"""

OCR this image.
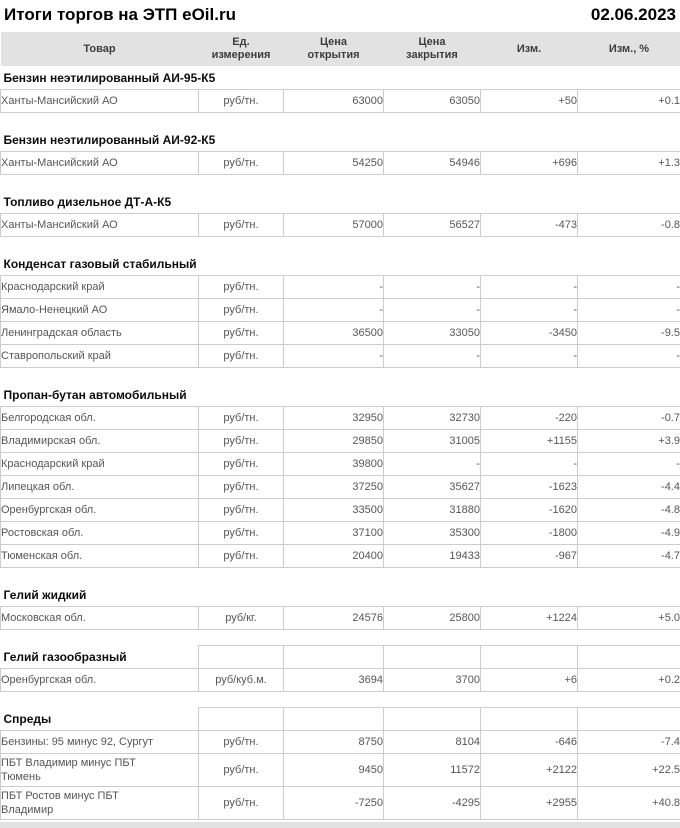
Итоги торгов на ЭТП eOil.ru	02.06.2023
Товар	Ед. измерения	Цена открытия	Цена закрытия	Изм.	Изм., %
Бензин неэтилированный АИ-95-К5					
Ханты-Мансийский АО	руб/тн.	63000	63050	+50	+0.1

Бензин неэтилированный АИ-92-К5					
Ханты-Мансийский АО	руб/тн.	54250	54946	+696	+1.3

Топливо дизельное ДТ-А-К5					
Ханты-Мансийский АО	руб/тн.	57000	56527	-473	-0.8

Конденсат газовый стабильный					
Краснодарский край	руб/тн.	-	-	-	-
Ямало-Ненецкий АО	руб/тн.	-	-	-	-
Ленинградская область	руб/тн.	36500	33050	-3450	-9.5
Ставропольский край	руб/тн.	-	-	-	-

Пропан-бутан автомобильный					
Белгородская обл.	руб/тн.	32950	32730	-220	-0.7
Владимирская обл.	руб/тн.	29850	31005	+1155	+3.9
Краснодарский край	руб/тн.	39800	-	-	-
Липецкая обл.	руб/тн.	37250	35627	-1623	-4.4
Оренбургская обл.	руб/тн.	33500	31880	-1620	-4.8
Ростовская обл.	руб/тн.	37100	35300	-1800	-4.9
Тюменская обл.	руб/тн.	20400	19433	-967	-4.7

Гелий жидкий					
Московская обл.	руб/кг.	24576	25800	+1224	+5.0

Гелий газообразный					
Оренбургская обл.	руб/куб.м.	3694	3700	+6	+0.2

Спреды					
Бензины: 95 минус 92, Сургут	руб/тн.	8750	8104	-646	-7.4
ПБТ Владимир минус ПБТ Тюмень	руб/тн.	9450	11572	+2122	+22.5
ПБТ Ростов минус ПБТ Владимир	руб/тн.	-7250	-4295	+2955	+40.8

"""

#### [What is being asked]
Can you retype every record above exactly, leaving out the pictures?

#### [Final answer]
OCR this image.
Итоги торгов на ЭТП eOil.ru	02.06.2023
Товар	Ед. измерения	Цена открытия	Цена закрытия	Изм.	Изм., %
Бензин неэтилированный АИ-95-К5					
Ханты-Мансийский АО	руб/тн.	63000	63050	+50	+0.1

Бензин неэтилированный АИ-92-К5					
Ханты-Мансийский АО	руб/тн.	54250	54946	+696	+1.3

Топливо дизельное ДТ-А-К5					
Ханты-Мансийский АО	руб/тн.	57000	56527	-473	-0.8

Конденсат газовый стабильный					
Краснодарский край	руб/тн.	-	-	-	-
Ямало-Ненецкий АО	руб/тн.	-	-	-	-
Ленинградская область	руб/тн.	36500	33050	-3450	-9.5
Ставропольский край	руб/тн.	-	-	-	-

Пропан-бутан автомобильный					
Белгородская обл.	руб/тн.	32950	32730	-220	-0.7
Владимирская обл.	руб/тн.	29850	31005	+1155	+3.9
Краснодарский край	руб/тн.	39800	-	-	-
Липецкая обл.	руб/тн.	37250	35627	-1623	-4.4
Оренбургская обл.	руб/тн.	33500	31880	-1620	-4.8
Ростовская обл.	руб/тн.	37100	35300	-1800	-4.9
Тюменская обл.	руб/тн.	20400	19433	-967	-4.7

Гелий жидкий					
Московская обл.	руб/кг.	24576	25800	+1224	+5.0

Гелий газообразный					
Оренбургская обл.	руб/куб.м.	3694	3700	+6	+0.2

Спреды					
Бензины: 95 минус 92, Сургут	руб/тн.	8750	8104	-646	-7.4
ПБТ Владимир минус ПБТ Тюмень	руб/тн.	9450	11572	+2122	+22.5
ПБТ Ростов минус ПБТ Владимир	руб/тн.	-7250	-4295	+2955	+40.8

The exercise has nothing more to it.